=== SHORT EXERCISE ===
Give the data again, word for word.

☆ ☆ ☆ ☆ ☆ ☆ ☆

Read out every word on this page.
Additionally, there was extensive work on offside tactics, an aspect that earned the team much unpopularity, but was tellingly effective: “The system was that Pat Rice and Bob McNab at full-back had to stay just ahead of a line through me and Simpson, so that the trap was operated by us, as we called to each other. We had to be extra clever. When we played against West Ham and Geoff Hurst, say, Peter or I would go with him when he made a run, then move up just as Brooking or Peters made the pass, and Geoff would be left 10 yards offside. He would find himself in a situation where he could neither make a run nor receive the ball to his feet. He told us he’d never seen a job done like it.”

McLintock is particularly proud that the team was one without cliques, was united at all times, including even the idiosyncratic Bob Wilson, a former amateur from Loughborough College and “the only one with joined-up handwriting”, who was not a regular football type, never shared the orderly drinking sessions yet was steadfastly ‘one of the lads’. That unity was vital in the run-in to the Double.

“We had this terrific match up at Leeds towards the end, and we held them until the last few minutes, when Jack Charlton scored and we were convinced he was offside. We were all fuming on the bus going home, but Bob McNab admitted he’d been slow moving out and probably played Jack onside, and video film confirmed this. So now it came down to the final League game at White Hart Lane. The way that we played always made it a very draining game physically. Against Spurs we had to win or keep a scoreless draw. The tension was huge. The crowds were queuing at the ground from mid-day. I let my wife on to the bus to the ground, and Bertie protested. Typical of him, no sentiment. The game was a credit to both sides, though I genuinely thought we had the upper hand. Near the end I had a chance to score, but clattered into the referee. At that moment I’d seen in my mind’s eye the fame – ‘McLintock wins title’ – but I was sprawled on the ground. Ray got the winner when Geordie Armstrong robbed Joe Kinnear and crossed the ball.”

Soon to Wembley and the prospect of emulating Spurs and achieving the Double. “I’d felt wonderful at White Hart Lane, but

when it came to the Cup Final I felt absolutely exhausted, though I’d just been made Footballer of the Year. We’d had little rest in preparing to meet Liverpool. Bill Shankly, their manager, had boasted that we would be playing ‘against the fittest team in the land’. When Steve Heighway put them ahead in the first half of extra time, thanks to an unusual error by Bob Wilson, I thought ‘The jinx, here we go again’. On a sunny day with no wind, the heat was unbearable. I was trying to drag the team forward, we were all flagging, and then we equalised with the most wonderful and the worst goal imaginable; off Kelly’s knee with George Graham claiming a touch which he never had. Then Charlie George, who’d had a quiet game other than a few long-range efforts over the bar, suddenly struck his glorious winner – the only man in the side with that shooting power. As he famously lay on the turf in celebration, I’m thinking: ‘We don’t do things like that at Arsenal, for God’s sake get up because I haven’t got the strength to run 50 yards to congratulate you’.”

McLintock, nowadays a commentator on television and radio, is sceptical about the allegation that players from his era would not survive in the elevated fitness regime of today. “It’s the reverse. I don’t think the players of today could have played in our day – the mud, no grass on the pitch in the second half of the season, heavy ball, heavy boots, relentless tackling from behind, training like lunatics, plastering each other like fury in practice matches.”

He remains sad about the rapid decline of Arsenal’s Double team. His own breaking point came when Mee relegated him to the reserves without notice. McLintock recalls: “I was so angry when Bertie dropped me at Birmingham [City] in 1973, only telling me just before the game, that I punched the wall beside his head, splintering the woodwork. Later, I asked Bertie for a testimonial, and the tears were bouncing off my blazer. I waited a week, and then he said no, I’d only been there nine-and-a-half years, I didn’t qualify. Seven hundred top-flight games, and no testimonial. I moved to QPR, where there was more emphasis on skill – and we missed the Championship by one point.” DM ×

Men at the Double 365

☆ ☆ ☆ ☆ ☆ ☆ ☆

=== ANSWER TO THE PROBLEM ===
Read out every word on this page.
Additionally, there was extensive work on offside tactics, an aspect that earned the team much unpopularity, but was tellingly effective: “The system was that Pat Rice and Bob McNab at full-back had to stay just ahead of a line through me and Simpson, so that the trap was operated by us, as we called to each other. We had to be extra clever. When we played against West Ham and Geoff Hurst, say, Peter or I would go with him when he made a run, then move up just as Brooking or Peters made the pass, and Geoff would be left 10 yards offside. He would find himself in a situation where he could neither make a run nor receive the ball to his feet. He told us he’d never seen a job done like it.”

McLintock is particularly proud that the team was one without cliques, was united at all times, including even the idiosyncratic Bob Wilson, a former amateur from Loughborough College and “the only one with joined-up handwriting”, who was not a regular football type, never shared the orderly drinking sessions yet was steadfastly ‘one of the lads’. That unity was vital in the run-in to the Double.

“We had this terrific match up at Leeds towards the end, and we held them until the last few minutes, when Jack Charlton scored and we were convinced he was offside. We were all fuming on the bus going home, but Bob McNab admitted he’d been slow moving out and probably played Jack onside, and video film confirmed this. So now it came down to the final League game at White Hart Lane. The way that we played always made it a very draining game physically. Against Spurs we had to win or keep a scoreless draw. The tension was huge. The crowds were queuing at the ground from mid-day. I let my wife on to the bus to the ground, and Bertie protested. Typical of him, no sentiment. The game was a credit to both sides, though I genuinely thought we had the upper hand. Near the end I had a chance to score, but clattered into the referee. At that moment I’d seen in my mind’s eye the fame – ‘McLintock wins title’ – but I was sprawled on the ground. Ray got the winner when Geordie Armstrong robbed Joe Kinnear and crossed the ball.”

Soon to Wembley and the prospect of emulating Spurs and achieving the Double. “I’d felt wonderful at White Hart Lane, but

when it came to the Cup Final I felt absolutely exhausted, though I’d just been made Footballer of the Year. We’d had little rest in preparing to meet Liverpool. Bill Shankly, their manager, had boasted that we would be playing ‘against the fittest team in the land’. When Steve Heighway put them ahead in the first half of extra time, thanks to an unusual error by Bob Wilson, I thought ‘The jinx, here we go again’. On a sunny day with no wind, the heat was unbearable. I was trying to drag the team forward, we were all flagging, and then we equalised with the most wonderful and the worst goal imaginable; off Kelly’s knee with George Graham claiming a touch which he never had. Then Charlie George, who’d had a quiet game other than a few long-range efforts over the bar, suddenly struck his glorious winner – the only man in the side with that shooting power. As he famously lay on the turf in celebration, I’m thinking: ‘We don’t do things like that at Arsenal, for God’s sake get up because I haven’t got the strength to run 50 yards to congratulate you’.”

McLintock, nowadays a commentator on television and radio, is sceptical about the allegation that players from his era would not survive in the elevated fitness regime of today. “It’s the reverse. I don’t think the players of today could have played in our day – the mud, no grass on the pitch in the second half of the season, heavy ball, heavy boots, relentless tackling from behind, training like lunatics, plastering each other like fury in practice matches.”

He remains sad about the rapid decline of Arsenal’s Double team. His own breaking point came when Mee relegated him to the reserves without notice. McLintock recalls: “I was so angry when Bertie dropped me at Birmingham [City] in 1973, only telling me just before the game, that I punched the wall beside his head, splintering the woodwork. Later, I asked Bertie for a testimonial, and the tears were bouncing off my blazer. I waited a week, and then he said no, I’d only been there nine-and-a-half years, I didn’t qualify. Seven hundred top-flight games, and no testimonial. I moved to QPR, where there was more emphasis on skill – and we missed the Championship by one point.” DM ×

Men at the Double 365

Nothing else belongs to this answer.